The records below hold pictures; please leave those out and retype the rest exactly.

---------- EXERCISE INPUTS ----------

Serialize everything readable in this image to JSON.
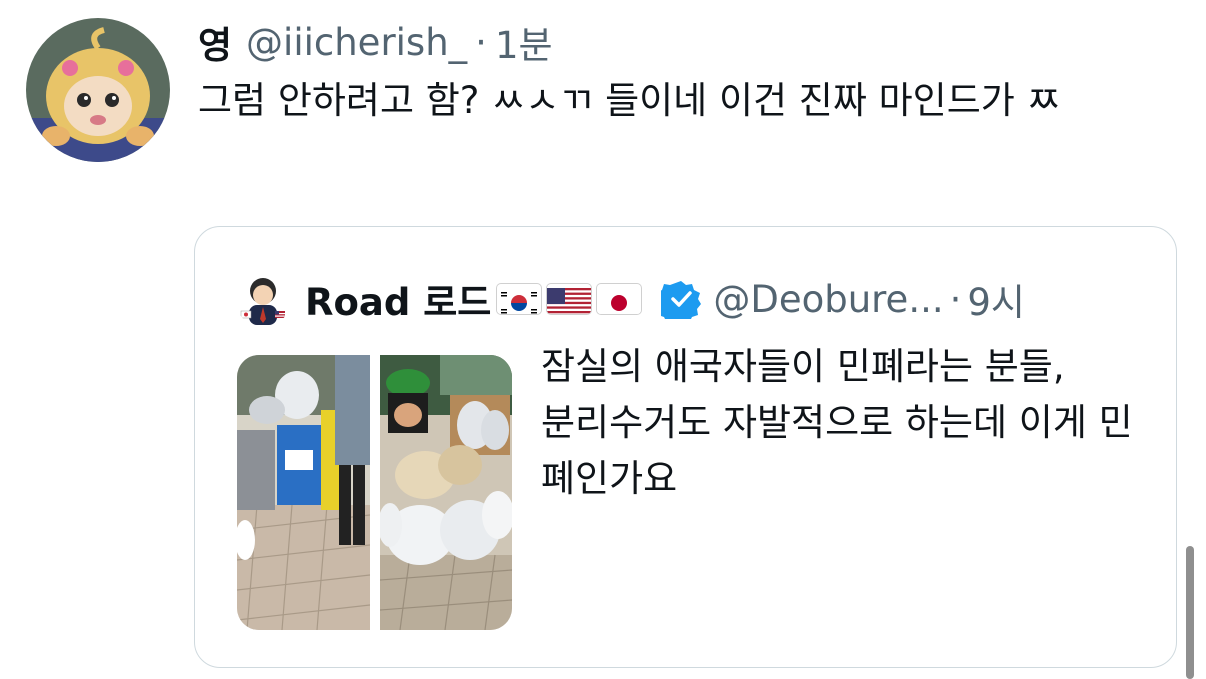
{
  "tweet": {
    "display_name": "영",
    "handle": "@iiicherish_",
    "separator": "·",
    "time": "1분",
    "text": "그럼 안하려고 함? ㅆㅅㄲ 들이네 이건 진짜 마인드가 ㅉ"
  },
  "quote": {
    "display_name": "Road 로드",
    "flags": [
      "south-korea-flag",
      "united-states-flag",
      "japan-flag"
    ],
    "verified_icon": "verified-badge-icon",
    "handle": "@Deobure...",
    "separator": "·",
    "time": "9시",
    "text": "잠실의 애국자들이 민폐라는 분들,\n분리수거도 자발적으로 하는데 이게 민폐인가요"
  },
  "colors": {
    "text_primary": "#0f1419",
    "text_secondary": "#536471",
    "border": "#cfd9de",
    "verified_blue": "#1d9bf0"
  }
}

----------

**WRITTEN REPLY**
Serialize everything readable in this image to JSON.
{
  "tweet": {
    "display_name": "영",
    "handle": "@iiicherish_",
    "separator": "·",
    "time": "1분",
    "text": "그럼 안하려고 함? ㅆㅅㄲ 들이네 이건 진짜 마인드가 ㅉ"
  },
  "quote": {
    "display_name": "Road 로드",
    "flags": [
      "south-korea-flag",
      "united-states-flag",
      "japan-flag"
    ],
    "verified_icon": "verified-badge-icon",
    "handle": "@Deobure...",
    "separator": "·",
    "time": "9시",
    "text": "잠실의 애국자들이 민폐라는 분들,\n분리수거도 자발적으로 하는데 이게 민폐인가요"
  },
  "colors": {
    "text_primary": "#0f1419",
    "text_secondary": "#536471",
    "border": "#cfd9de",
    "verified_blue": "#1d9bf0"
  }
}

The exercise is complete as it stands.